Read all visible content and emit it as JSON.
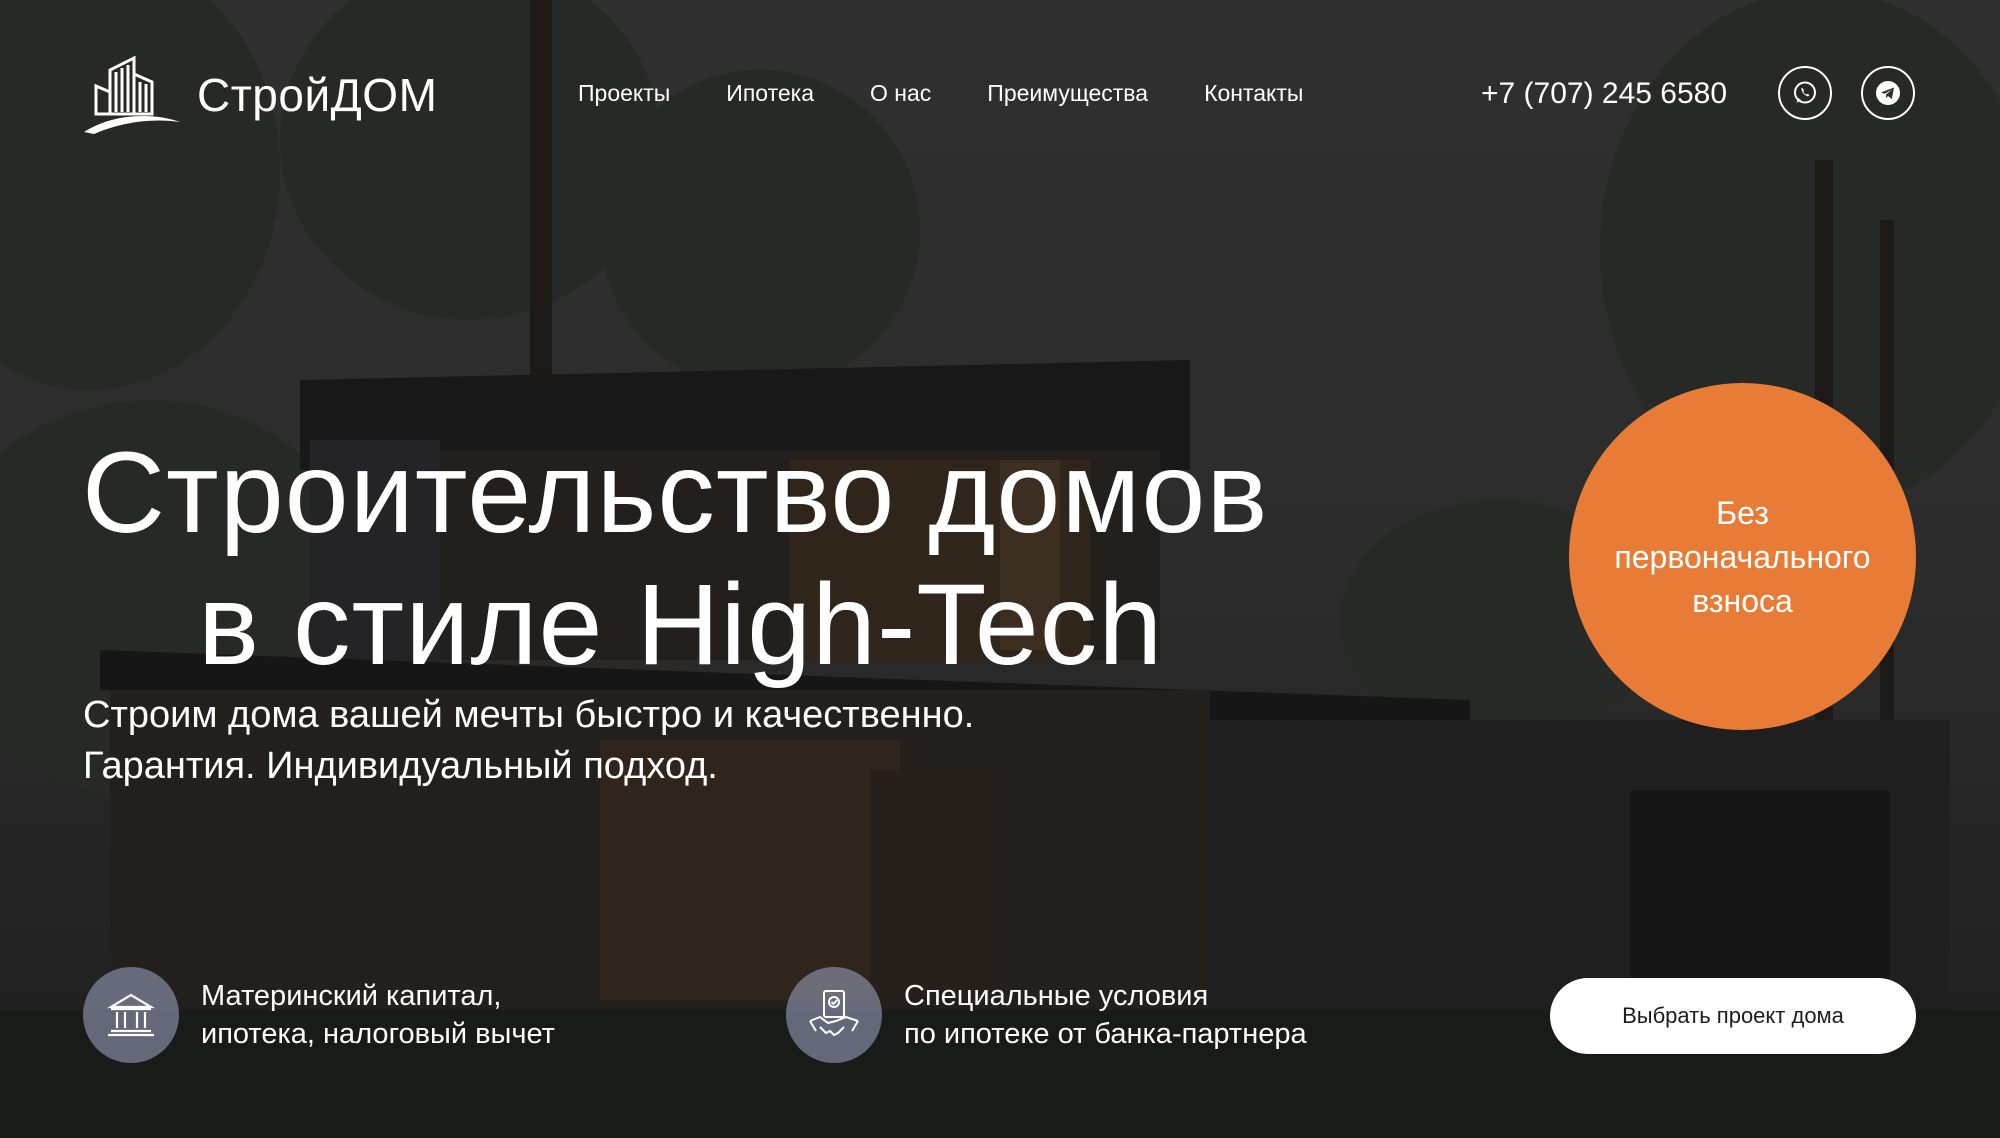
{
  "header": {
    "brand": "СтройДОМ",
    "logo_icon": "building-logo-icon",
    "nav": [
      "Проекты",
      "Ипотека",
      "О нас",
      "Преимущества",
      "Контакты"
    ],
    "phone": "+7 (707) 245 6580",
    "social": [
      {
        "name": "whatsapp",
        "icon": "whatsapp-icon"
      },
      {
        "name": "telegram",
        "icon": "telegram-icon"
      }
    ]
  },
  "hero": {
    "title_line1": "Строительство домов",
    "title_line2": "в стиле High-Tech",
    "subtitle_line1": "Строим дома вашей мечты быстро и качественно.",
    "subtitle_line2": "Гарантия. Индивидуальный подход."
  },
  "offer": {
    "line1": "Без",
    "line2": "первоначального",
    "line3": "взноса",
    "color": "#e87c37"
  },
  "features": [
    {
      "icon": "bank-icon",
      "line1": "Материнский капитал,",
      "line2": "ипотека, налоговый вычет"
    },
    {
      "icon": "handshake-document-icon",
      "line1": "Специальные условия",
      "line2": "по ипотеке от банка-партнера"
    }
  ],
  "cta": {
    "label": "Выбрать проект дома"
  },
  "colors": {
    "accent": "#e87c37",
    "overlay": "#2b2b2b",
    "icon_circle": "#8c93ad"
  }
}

•••••

Task details
Write out all the entries word for word, but skip any images.

Response to this exercise
Read all visible content and emit it as JSON.
{
  "header": {
    "brand": "СтройДОМ",
    "logo_icon": "building-logo-icon",
    "nav": [
      "Проекты",
      "Ипотека",
      "О нас",
      "Преимущества",
      "Контакты"
    ],
    "phone": "+7 (707) 245 6580",
    "social": [
      {
        "name": "whatsapp",
        "icon": "whatsapp-icon"
      },
      {
        "name": "telegram",
        "icon": "telegram-icon"
      }
    ]
  },
  "hero": {
    "title_line1": "Строительство домов",
    "title_line2": "в стиле High-Tech",
    "subtitle_line1": "Строим дома вашей мечты быстро и качественно.",
    "subtitle_line2": "Гарантия. Индивидуальный подход."
  },
  "offer": {
    "line1": "Без",
    "line2": "первоначального",
    "line3": "взноса",
    "color": "#e87c37"
  },
  "features": [
    {
      "icon": "bank-icon",
      "line1": "Материнский капитал,",
      "line2": "ипотека, налоговый вычет"
    },
    {
      "icon": "handshake-document-icon",
      "line1": "Специальные условия",
      "line2": "по ипотеке от банка-партнера"
    }
  ],
  "cta": {
    "label": "Выбрать проект дома"
  },
  "colors": {
    "accent": "#e87c37",
    "overlay": "#2b2b2b",
    "icon_circle": "#8c93ad"
  }
}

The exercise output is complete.